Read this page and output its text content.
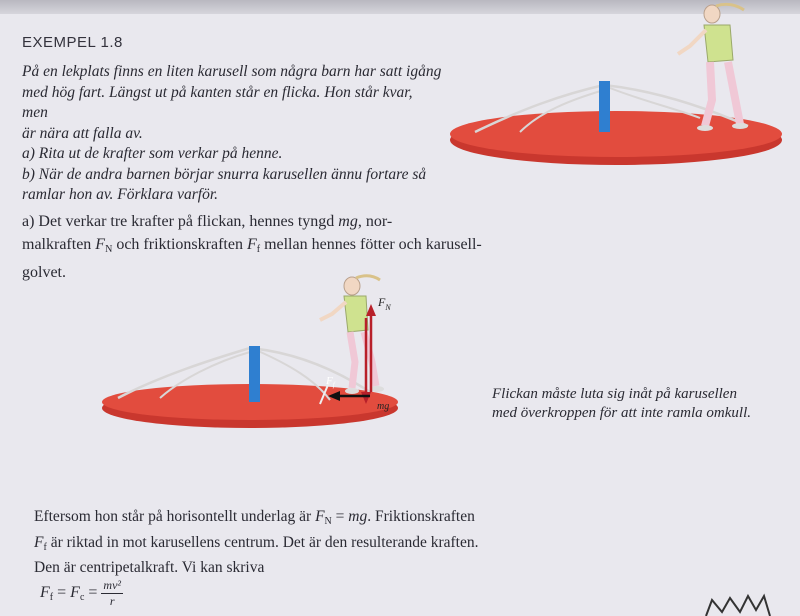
EXEMPEL 1.8

På en lekplats finns en liten karusell som några barn har satt igång

med hög fart. Längst ut på kanten står en flicka. Hon står kvar, men

är nära att falla av.

a) Rita ut de krafter som verkar på henne.

b) När de andra barnen börjar snurra karusellen ännu fortare så

ramlar hon av. Förklara varför.

a) Det verkar tre krafter på flickan, hennes tyngd mg, nor-
malkraften $F_N$ och friktionskraften $F_f$ mellan hennes fötter och karusell-
golvet.
$F_N$
$F_f$
mg
Flickan måste luta sig inåt på karusellen
med överkroppen för att inte ramla omkull.
Eftersom hon står på horisontellt underlag är $F_N$ = mg. Friktionskraften
$F_f$ är riktad in mot karusellens centrum. Det är den resulterande kraften.
Den är centripetalkraft. Vi kan skriva
$F_f = F_c = \frac{\text{mv²}}{r}$
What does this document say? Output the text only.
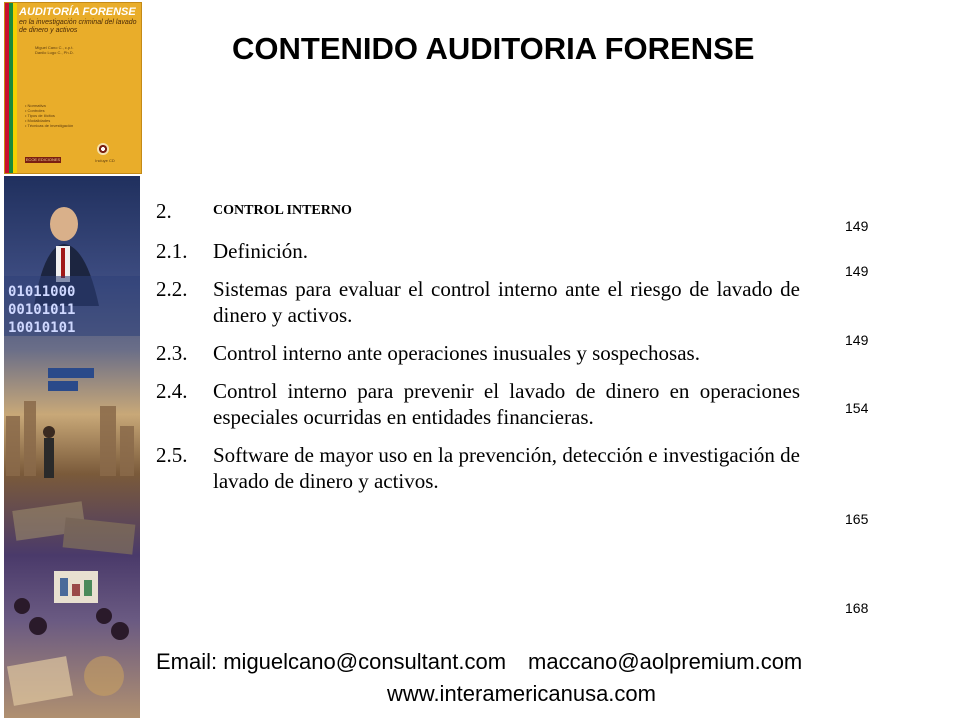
AUDITORÍA FORENSE
en la investigación criminal del lavado de dinero y activos
Miguel Cano C., c.p.t.
Danilo Lugo C., Ph.D.
• Normativa
• Controles
• Tipos de ilícitos
• Modalidades
• Técnicas de investigación
ECOE EDICIONES	Incluye CD
01011000
00101011
10010101
CONTENIDO AUDITORIA FORENSE
2.	CONTROL INTERNO
2.1. Definición.
2.2. Sistemas para evaluar el control interno ante el riesgo de lavado de dinero y activos.
2.3. Control interno ante operaciones inusuales y sospechosas.
2.4. Control interno para prevenir el lavado de dinero en operaciones especiales ocurridas en entidades financieras.
2.5. Software de mayor uso en la prevención, detección e investigación de lavado de dinero y activos.
149
149
149
154
165
168
Email: miguelcano@consultant.com maccano@aolpremium.com
www.interamericanusa.com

What you have to do:
The pictures should not be reproduced; quote all of the other material exactly.

Result of the task:
Read this page and output its text content.
EXEMPEL 1.8

På en lekplats finns en liten karusell som några barn har satt igång

med hög fart. Längst ut på kanten står en flicka. Hon står kvar, men

är nära att falla av.

a) Rita ut de krafter som verkar på henne.

b) När de andra barnen börjar snurra karusellen ännu fortare så

ramlar hon av. Förklara varför.

a) Det verkar tre krafter på flickan, hennes tyngd mg, nor-
malkraften $F_N$ och friktionskraften $F_f$ mellan hennes fötter och karusell-
golvet.
$F_N$
$F_f$
mg
Flickan måste luta sig inåt på karusellen
med överkroppen för att inte ramla omkull.
Eftersom hon står på horisontellt underlag är $F_N$ = mg. Friktionskraften
$F_f$ är riktad in mot karusellens centrum. Det är den resulterande kraften.
Den är centripetalkraft. Vi kan skriva
$F_f = F_c = \frac{\text{mv²}}{r}$
What does this document say? Output the text only.
AUDITORÍA FORENSE
en la investigación criminal del lavado de dinero y activos
Miguel Cano C., c.p.t.
Danilo Lugo C., Ph.D.
• Normativa
• Controles
• Tipos de ilícitos
• Modalidades
• Técnicas de investigación
ECOE EDICIONES	Incluye CD
01011000
00101011
10010101
CONTENIDO AUDITORIA FORENSE
2.	CONTROL INTERNO
2.1. Definición.
2.2. Sistemas para evaluar el control interno ante el riesgo de lavado de dinero y activos.
2.3. Control interno ante operaciones inusuales y sospechosas.
2.4. Control interno para prevenir el lavado de dinero en operaciones especiales ocurridas en entidades financieras.
2.5. Software de mayor uso en la prevención, detección e investigación de lavado de dinero y activos.
149
149
149
154
165
168
Email: miguelcano@consultant.com maccano@aolpremium.com
www.interamericanusa.com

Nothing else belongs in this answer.